**What you will do:** Output each entry verbatim. Leave the images out.
*** Opening of Records provided ***
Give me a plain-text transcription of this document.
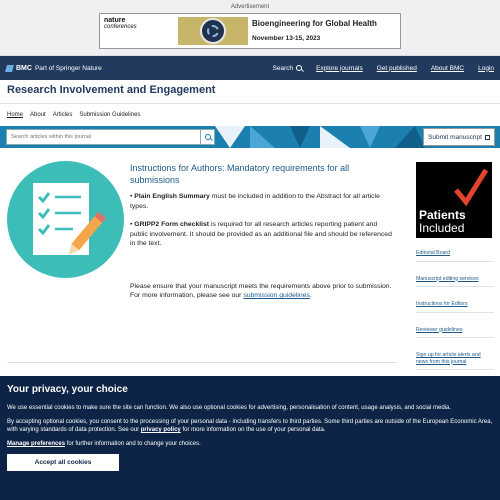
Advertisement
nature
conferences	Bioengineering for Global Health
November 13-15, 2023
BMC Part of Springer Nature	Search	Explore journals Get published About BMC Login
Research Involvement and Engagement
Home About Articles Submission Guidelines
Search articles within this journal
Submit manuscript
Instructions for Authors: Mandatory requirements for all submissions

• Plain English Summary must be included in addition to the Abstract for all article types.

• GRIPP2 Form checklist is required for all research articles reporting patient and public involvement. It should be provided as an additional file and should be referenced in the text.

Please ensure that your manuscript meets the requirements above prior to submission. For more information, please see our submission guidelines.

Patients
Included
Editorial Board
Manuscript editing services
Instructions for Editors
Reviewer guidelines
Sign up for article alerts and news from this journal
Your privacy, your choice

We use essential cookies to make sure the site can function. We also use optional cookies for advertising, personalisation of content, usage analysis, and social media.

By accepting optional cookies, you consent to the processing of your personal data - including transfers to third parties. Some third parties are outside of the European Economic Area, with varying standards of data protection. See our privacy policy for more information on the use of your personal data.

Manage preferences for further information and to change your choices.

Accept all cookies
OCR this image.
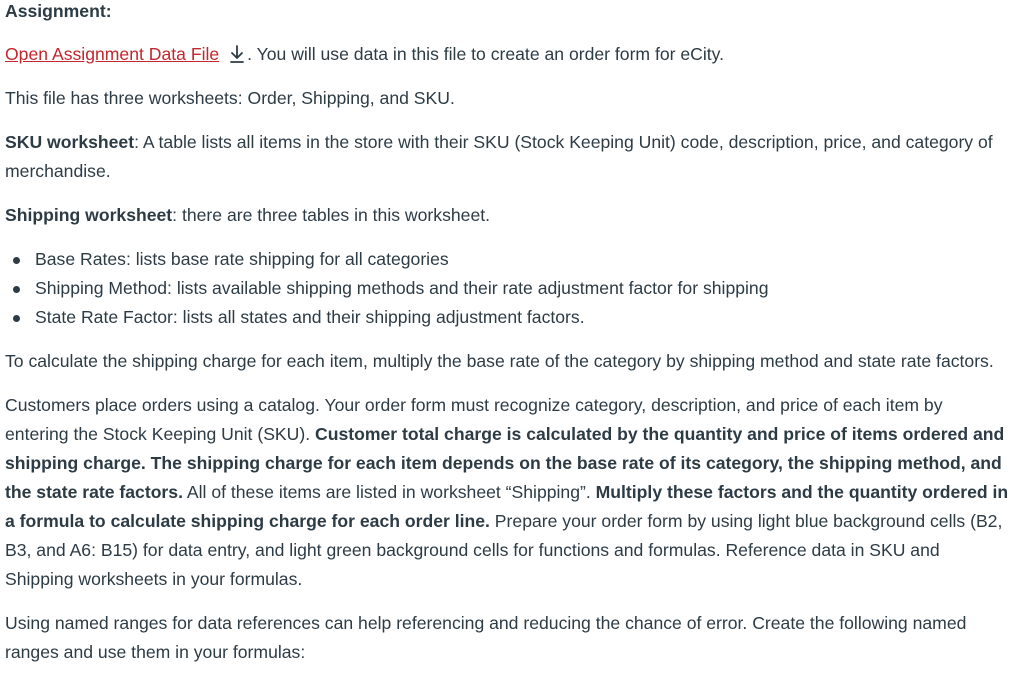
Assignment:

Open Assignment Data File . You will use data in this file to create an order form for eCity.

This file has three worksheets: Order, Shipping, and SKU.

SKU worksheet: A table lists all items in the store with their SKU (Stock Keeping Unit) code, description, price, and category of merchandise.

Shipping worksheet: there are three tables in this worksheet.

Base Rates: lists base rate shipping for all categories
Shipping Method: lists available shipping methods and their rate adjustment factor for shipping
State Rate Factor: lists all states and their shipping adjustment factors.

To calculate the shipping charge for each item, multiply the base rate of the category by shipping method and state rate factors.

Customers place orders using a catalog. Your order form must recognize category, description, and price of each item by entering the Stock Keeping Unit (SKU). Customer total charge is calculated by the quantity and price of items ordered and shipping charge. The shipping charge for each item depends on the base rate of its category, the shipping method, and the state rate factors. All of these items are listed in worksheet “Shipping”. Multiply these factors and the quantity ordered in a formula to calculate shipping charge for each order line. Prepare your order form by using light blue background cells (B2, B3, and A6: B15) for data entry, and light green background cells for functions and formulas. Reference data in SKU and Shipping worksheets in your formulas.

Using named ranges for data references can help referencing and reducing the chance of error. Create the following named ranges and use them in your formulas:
*** Close of Records provided ***
**Task result:**
Give me a plain-text transcription of this document.
Advertisement
nature
conferences	Bioengineering for Global Health
November 13-15, 2023
BMC Part of Springer Nature	Search	Explore journals Get published About BMC Login
Research Involvement and Engagement
Home About Articles Submission Guidelines
Search articles within this journal
Submit manuscript
Instructions for Authors: Mandatory requirements for all submissions

• Plain English Summary must be included in addition to the Abstract for all article types.

• GRIPP2 Form checklist is required for all research articles reporting patient and public involvement. It should be provided as an additional file and should be referenced in the text.

Please ensure that your manuscript meets the requirements above prior to submission. For more information, please see our submission guidelines.

Patients
Included
Editorial Board
Manuscript editing services
Instructions for Editors
Reviewer guidelines
Sign up for article alerts and news from this journal
Your privacy, your choice

We use essential cookies to make sure the site can function. We also use optional cookies for advertising, personalisation of content, usage analysis, and social media.

By accepting optional cookies, you consent to the processing of your personal data - including transfers to third parties. Some third parties are outside of the European Economic Area, with varying standards of data protection. See our privacy policy for more information on the use of your personal data.

Manage preferences for further information and to change your choices.

Accept all cookies
OCR this image.
Assignment:

Open Assignment Data File . You will use data in this file to create an order form for eCity.

This file has three worksheets: Order, Shipping, and SKU.

SKU worksheet: A table lists all items in the store with their SKU (Stock Keeping Unit) code, description, price, and category of merchandise.

Shipping worksheet: there are three tables in this worksheet.

Base Rates: lists base rate shipping for all categories
Shipping Method: lists available shipping methods and their rate adjustment factor for shipping
State Rate Factor: lists all states and their shipping adjustment factors.

To calculate the shipping charge for each item, multiply the base rate of the category by shipping method and state rate factors.

Customers place orders using a catalog. Your order form must recognize category, description, and price of each item by entering the Stock Keeping Unit (SKU). Customer total charge is calculated by the quantity and price of items ordered and shipping charge. The shipping charge for each item depends on the base rate of its category, the shipping method, and the state rate factors. All of these items are listed in worksheet “Shipping”. Multiply these factors and the quantity ordered in a formula to calculate shipping charge for each order line. Prepare your order form by using light blue background cells (B2, B3, and A6: B15) for data entry, and light green background cells for functions and formulas. Reference data in SKU and Shipping worksheets in your formulas.

Using named ranges for data references can help referencing and reducing the chance of error. Create the following named ranges and use them in your formulas:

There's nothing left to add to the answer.